■ Material for the task ■
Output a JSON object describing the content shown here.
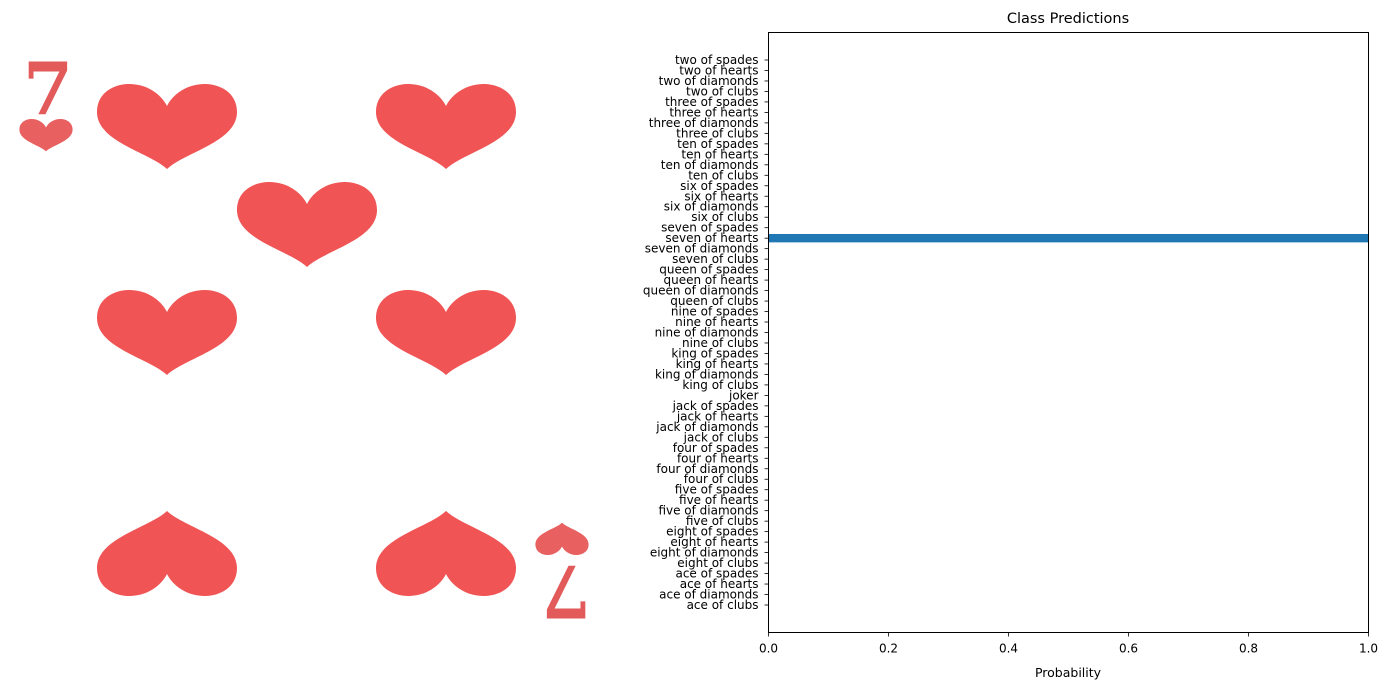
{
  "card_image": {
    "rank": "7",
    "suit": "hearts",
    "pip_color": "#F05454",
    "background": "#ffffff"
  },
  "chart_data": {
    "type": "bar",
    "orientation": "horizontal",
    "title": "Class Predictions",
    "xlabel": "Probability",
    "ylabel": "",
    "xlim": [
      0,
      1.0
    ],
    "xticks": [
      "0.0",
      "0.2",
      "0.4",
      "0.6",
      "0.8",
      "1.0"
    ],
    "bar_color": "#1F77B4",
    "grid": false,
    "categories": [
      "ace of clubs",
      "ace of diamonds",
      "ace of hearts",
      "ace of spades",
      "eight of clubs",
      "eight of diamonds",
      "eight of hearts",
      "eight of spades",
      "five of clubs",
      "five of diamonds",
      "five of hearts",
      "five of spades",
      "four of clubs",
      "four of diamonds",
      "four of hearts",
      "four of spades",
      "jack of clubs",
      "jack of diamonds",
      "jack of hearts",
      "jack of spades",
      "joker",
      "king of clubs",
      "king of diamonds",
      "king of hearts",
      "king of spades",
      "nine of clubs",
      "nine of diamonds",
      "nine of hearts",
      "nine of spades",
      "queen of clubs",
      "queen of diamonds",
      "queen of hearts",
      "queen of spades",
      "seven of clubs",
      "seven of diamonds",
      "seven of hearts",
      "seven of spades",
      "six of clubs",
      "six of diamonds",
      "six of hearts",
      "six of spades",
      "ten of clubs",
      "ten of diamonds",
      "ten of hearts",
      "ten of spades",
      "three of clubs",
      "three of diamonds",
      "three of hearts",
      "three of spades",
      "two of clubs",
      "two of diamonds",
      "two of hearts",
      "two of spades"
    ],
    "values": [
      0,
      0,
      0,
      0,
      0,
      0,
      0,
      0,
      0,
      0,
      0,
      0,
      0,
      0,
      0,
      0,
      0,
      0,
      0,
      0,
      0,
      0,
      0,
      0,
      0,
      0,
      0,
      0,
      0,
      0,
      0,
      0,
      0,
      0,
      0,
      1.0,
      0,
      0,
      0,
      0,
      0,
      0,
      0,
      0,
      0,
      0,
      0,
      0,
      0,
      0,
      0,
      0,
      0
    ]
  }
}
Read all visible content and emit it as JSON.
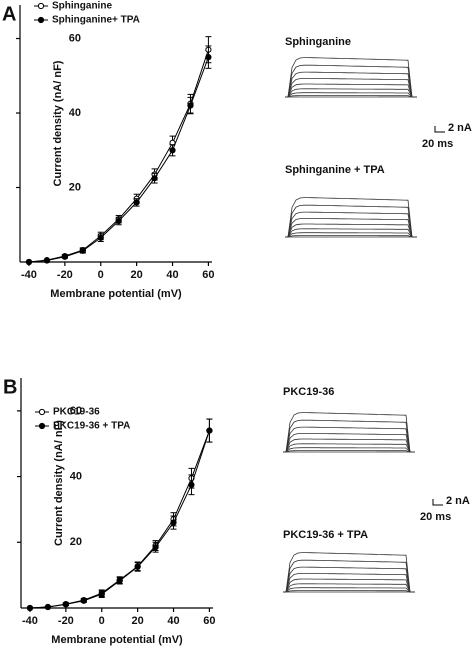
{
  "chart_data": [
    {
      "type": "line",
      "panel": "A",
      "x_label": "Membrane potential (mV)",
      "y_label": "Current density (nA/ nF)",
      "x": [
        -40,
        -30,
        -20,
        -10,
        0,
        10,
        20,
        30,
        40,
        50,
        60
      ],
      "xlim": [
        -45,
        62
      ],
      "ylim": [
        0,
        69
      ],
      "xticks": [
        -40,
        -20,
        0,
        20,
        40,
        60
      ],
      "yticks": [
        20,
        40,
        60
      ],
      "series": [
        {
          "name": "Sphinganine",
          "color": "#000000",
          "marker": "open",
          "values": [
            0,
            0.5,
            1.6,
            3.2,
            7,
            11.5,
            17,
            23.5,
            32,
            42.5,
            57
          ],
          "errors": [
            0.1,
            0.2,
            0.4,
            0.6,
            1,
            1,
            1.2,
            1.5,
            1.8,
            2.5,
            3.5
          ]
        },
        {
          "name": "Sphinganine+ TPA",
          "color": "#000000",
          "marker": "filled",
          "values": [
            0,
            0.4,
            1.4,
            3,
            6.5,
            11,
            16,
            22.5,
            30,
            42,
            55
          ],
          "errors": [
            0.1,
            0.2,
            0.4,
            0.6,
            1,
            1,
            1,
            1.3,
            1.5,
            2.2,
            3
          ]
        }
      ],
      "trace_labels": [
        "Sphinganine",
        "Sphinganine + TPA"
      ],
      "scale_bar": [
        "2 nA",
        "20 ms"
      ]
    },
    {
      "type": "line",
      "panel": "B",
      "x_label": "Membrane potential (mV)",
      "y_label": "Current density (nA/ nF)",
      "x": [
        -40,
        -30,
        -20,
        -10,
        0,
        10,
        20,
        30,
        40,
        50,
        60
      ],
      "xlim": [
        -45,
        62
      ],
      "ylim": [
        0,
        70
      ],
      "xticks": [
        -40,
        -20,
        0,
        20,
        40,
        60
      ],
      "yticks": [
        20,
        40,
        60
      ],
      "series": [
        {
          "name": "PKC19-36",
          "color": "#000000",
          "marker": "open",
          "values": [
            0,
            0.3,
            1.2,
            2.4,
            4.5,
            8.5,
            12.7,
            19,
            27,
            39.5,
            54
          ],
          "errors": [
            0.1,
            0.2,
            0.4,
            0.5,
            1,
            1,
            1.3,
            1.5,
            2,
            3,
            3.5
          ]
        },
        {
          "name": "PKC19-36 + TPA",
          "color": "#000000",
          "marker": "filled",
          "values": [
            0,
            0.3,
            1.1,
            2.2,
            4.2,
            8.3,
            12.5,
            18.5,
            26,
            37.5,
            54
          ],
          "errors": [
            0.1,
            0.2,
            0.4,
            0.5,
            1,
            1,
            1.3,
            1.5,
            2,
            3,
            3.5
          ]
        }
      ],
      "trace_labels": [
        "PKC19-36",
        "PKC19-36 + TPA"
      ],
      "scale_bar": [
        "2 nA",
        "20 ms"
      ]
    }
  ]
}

■ Aim of the exercise ■
Reproduce every line precisely as given, omitting all pictures.

■ Result for this exercise ■
Output a JSON object describing the content shown here.
{
  "card_image": {
    "rank": "7",
    "suit": "hearts",
    "pip_color": "#F05454",
    "background": "#ffffff"
  },
  "chart_data": {
    "type": "bar",
    "orientation": "horizontal",
    "title": "Class Predictions",
    "xlabel": "Probability",
    "ylabel": "",
    "xlim": [
      0,
      1.0
    ],
    "xticks": [
      "0.0",
      "0.2",
      "0.4",
      "0.6",
      "0.8",
      "1.0"
    ],
    "bar_color": "#1F77B4",
    "grid": false,
    "categories": [
      "ace of clubs",
      "ace of diamonds",
      "ace of hearts",
      "ace of spades",
      "eight of clubs",
      "eight of diamonds",
      "eight of hearts",
      "eight of spades",
      "five of clubs",
      "five of diamonds",
      "five of hearts",
      "five of spades",
      "four of clubs",
      "four of diamonds",
      "four of hearts",
      "four of spades",
      "jack of clubs",
      "jack of diamonds",
      "jack of hearts",
      "jack of spades",
      "joker",
      "king of clubs",
      "king of diamonds",
      "king of hearts",
      "king of spades",
      "nine of clubs",
      "nine of diamonds",
      "nine of hearts",
      "nine of spades",
      "queen of clubs",
      "queen of diamonds",
      "queen of hearts",
      "queen of spades",
      "seven of clubs",
      "seven of diamonds",
      "seven of hearts",
      "seven of spades",
      "six of clubs",
      "six of diamonds",
      "six of hearts",
      "six of spades",
      "ten of clubs",
      "ten of diamonds",
      "ten of hearts",
      "ten of spades",
      "three of clubs",
      "three of diamonds",
      "three of hearts",
      "three of spades",
      "two of clubs",
      "two of diamonds",
      "two of hearts",
      "two of spades"
    ],
    "values": [
      0,
      0,
      0,
      0,
      0,
      0,
      0,
      0,
      0,
      0,
      0,
      0,
      0,
      0,
      0,
      0,
      0,
      0,
      0,
      0,
      0,
      0,
      0,
      0,
      0,
      0,
      0,
      0,
      0,
      0,
      0,
      0,
      0,
      0,
      0,
      1.0,
      0,
      0,
      0,
      0,
      0,
      0,
      0,
      0,
      0,
      0,
      0,
      0,
      0,
      0,
      0,
      0,
      0
    ]
  }
}
Read all visible content and emit it as JSON.
{
  "chart_data": [
    {
      "type": "line",
      "panel": "A",
      "x_label": "Membrane potential (mV)",
      "y_label": "Current density (nA/ nF)",
      "x": [
        -40,
        -30,
        -20,
        -10,
        0,
        10,
        20,
        30,
        40,
        50,
        60
      ],
      "xlim": [
        -45,
        62
      ],
      "ylim": [
        0,
        69
      ],
      "xticks": [
        -40,
        -20,
        0,
        20,
        40,
        60
      ],
      "yticks": [
        20,
        40,
        60
      ],
      "series": [
        {
          "name": "Sphinganine",
          "color": "#000000",
          "marker": "open",
          "values": [
            0,
            0.5,
            1.6,
            3.2,
            7,
            11.5,
            17,
            23.5,
            32,
            42.5,
            57
          ],
          "errors": [
            0.1,
            0.2,
            0.4,
            0.6,
            1,
            1,
            1.2,
            1.5,
            1.8,
            2.5,
            3.5
          ]
        },
        {
          "name": "Sphinganine+ TPA",
          "color": "#000000",
          "marker": "filled",
          "values": [
            0,
            0.4,
            1.4,
            3,
            6.5,
            11,
            16,
            22.5,
            30,
            42,
            55
          ],
          "errors": [
            0.1,
            0.2,
            0.4,
            0.6,
            1,
            1,
            1,
            1.3,
            1.5,
            2.2,
            3
          ]
        }
      ],
      "trace_labels": [
        "Sphinganine",
        "Sphinganine + TPA"
      ],
      "scale_bar": [
        "2 nA",
        "20 ms"
      ]
    },
    {
      "type": "line",
      "panel": "B",
      "x_label": "Membrane potential (mV)",
      "y_label": "Current density (nA/ nF)",
      "x": [
        -40,
        -30,
        -20,
        -10,
        0,
        10,
        20,
        30,
        40,
        50,
        60
      ],
      "xlim": [
        -45,
        62
      ],
      "ylim": [
        0,
        70
      ],
      "xticks": [
        -40,
        -20,
        0,
        20,
        40,
        60
      ],
      "yticks": [
        20,
        40,
        60
      ],
      "series": [
        {
          "name": "PKC19-36",
          "color": "#000000",
          "marker": "open",
          "values": [
            0,
            0.3,
            1.2,
            2.4,
            4.5,
            8.5,
            12.7,
            19,
            27,
            39.5,
            54
          ],
          "errors": [
            0.1,
            0.2,
            0.4,
            0.5,
            1,
            1,
            1.3,
            1.5,
            2,
            3,
            3.5
          ]
        },
        {
          "name": "PKC19-36 + TPA",
          "color": "#000000",
          "marker": "filled",
          "values": [
            0,
            0.3,
            1.1,
            2.2,
            4.2,
            8.3,
            12.5,
            18.5,
            26,
            37.5,
            54
          ],
          "errors": [
            0.1,
            0.2,
            0.4,
            0.5,
            1,
            1,
            1.3,
            1.5,
            2,
            3,
            3.5
          ]
        }
      ],
      "trace_labels": [
        "PKC19-36",
        "PKC19-36 + TPA"
      ],
      "scale_bar": [
        "2 nA",
        "20 ms"
      ]
    }
  ]
}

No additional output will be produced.